**EXERCISE AIM**
Make an exact copy of the records, with the images left out.

Stored records:
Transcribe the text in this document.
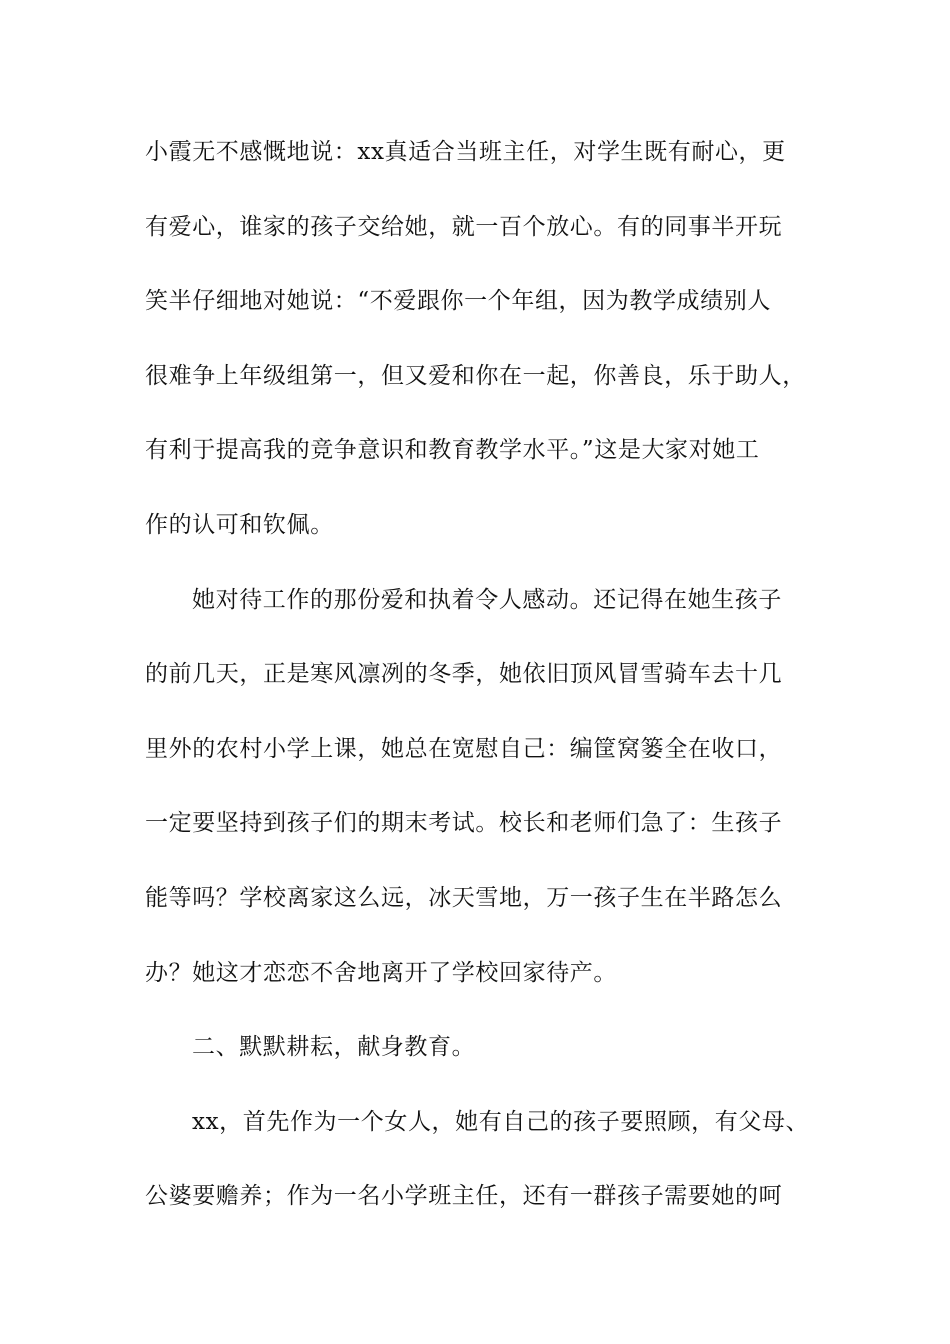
小霞无不感慨地说：xx真适合当班主任，对学生既有耐心，更
有爱心，谁家的孩子交给她，就一百个放心。有的同事半开玩
笑半仔细地对她说：“不爱跟你一个年组，因为教学成绩别人
很难争上年级组第一，但又爱和你在一起，你善良，乐于助人，
有利于提高我的竞争意识和教育教学水平。”这是大家对她工
作的认可和钦佩。
她对待工作的那份爱和执着令人感动。还记得在她生孩子
的前几天，正是寒风凛冽的冬季，她依旧顶风冒雪骑车去十几
里外的农村小学上课，她总在宽慰自己：编筐窝篓全在收口，
一定要坚持到孩子们的期末考试。校长和老师们急了：生孩子
能等吗？学校离家这么远，冰天雪地，万一孩子生在半路怎么
办？她这才恋恋不舍地离开了学校回家待产。
二、默默耕耘，献身教育。
xx，首先作为一个女人，她有自己的孩子要照顾，有父母、
公婆要赡养；作为一名小学班主任，还有一群孩子需要她的呵
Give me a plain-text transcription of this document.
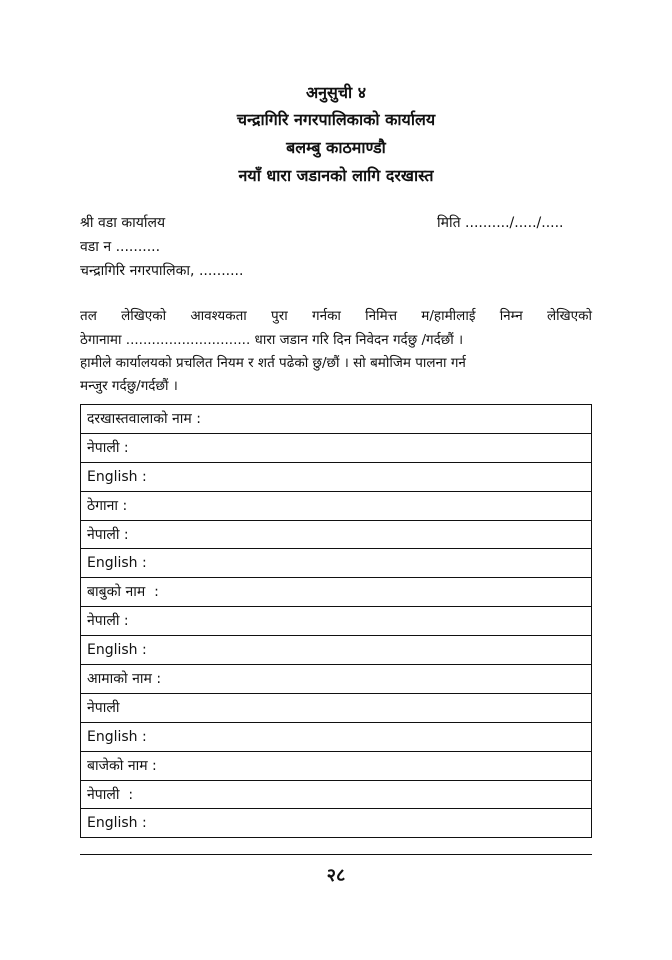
अनुसुची ४
चन्द्रागिरि नगरपालिकाको कार्यालय
बलम्बु काठमाण्डौ
नयाँ धारा जडानको लागि दरखास्त
श्री वडा कार्यालय
वडा न ..........
चन्द्रागिरि नगरपालिका, ..........
मिति ........../...../.....
तल लेखिएको आवश्यकता पुरा गर्नका निमित्त म/हामीलाई निम्न लेखिएको
ठेगानामा ............................. धारा जडान गरि दिन निवेदन गर्दछु /गर्दछौं ।
हामीले कार्यालयको प्रचलित नियम र शर्त पढेको छु/छौं । सो बमोजिम पालना गर्न
मन्जुर गर्दछु/गर्दछौं ।
दरखास्तवालाको नाम :
नेपाली :
English :
ठेगाना :
नेपाली :
English :
बाबुको नाम  :
नेपाली :
English :
आमाको नाम :
नेपाली
English :
बाजेको नाम :
नेपाली  :
English :
२८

**RESULT BELOW**
Transcribe the text in this document.
小霞无不感慨地说：xx真适合当班主任，对学生既有耐心，更
有爱心，谁家的孩子交给她，就一百个放心。有的同事半开玩
笑半仔细地对她说：“不爱跟你一个年组，因为教学成绩别人
很难争上年级组第一，但又爱和你在一起，你善良，乐于助人，
有利于提高我的竞争意识和教育教学水平。”这是大家对她工
作的认可和钦佩。
她对待工作的那份爱和执着令人感动。还记得在她生孩子
的前几天，正是寒风凛冽的冬季，她依旧顶风冒雪骑车去十几
里外的农村小学上课，她总在宽慰自己：编筐窝篓全在收口，
一定要坚持到孩子们的期末考试。校长和老师们急了：生孩子
能等吗？学校离家这么远，冰天雪地，万一孩子生在半路怎么
办？她这才恋恋不舍地离开了学校回家待产。
二、默默耕耘，献身教育。
xx，首先作为一个女人，她有自己的孩子要照顾，有父母、
公婆要赡养；作为一名小学班主任，还有一群孩子需要她的呵
Give me a plain-text transcription of this document.
अनुसुची ४
चन्द्रागिरि नगरपालिकाको कार्यालय
बलम्बु काठमाण्डौ
नयाँ धारा जडानको लागि दरखास्त
श्री वडा कार्यालय
वडा न ..........
चन्द्रागिरि नगरपालिका, ..........
मिति ........../...../.....
तल लेखिएको आवश्यकता पुरा गर्नका निमित्त म/हामीलाई निम्न लेखिएको
ठेगानामा ............................. धारा जडान गरि दिन निवेदन गर्दछु /गर्दछौं ।
हामीले कार्यालयको प्रचलित नियम र शर्त पढेको छु/छौं । सो बमोजिम पालना गर्न
मन्जुर गर्दछु/गर्दछौं ।
दरखास्तवालाको नाम :
नेपाली :
English :
ठेगाना :
नेपाली :
English :
बाबुको नाम  :
नेपाली :
English :
आमाको नाम :
नेपाली
English :
बाजेको नाम :
नेपाली  :
English :
२८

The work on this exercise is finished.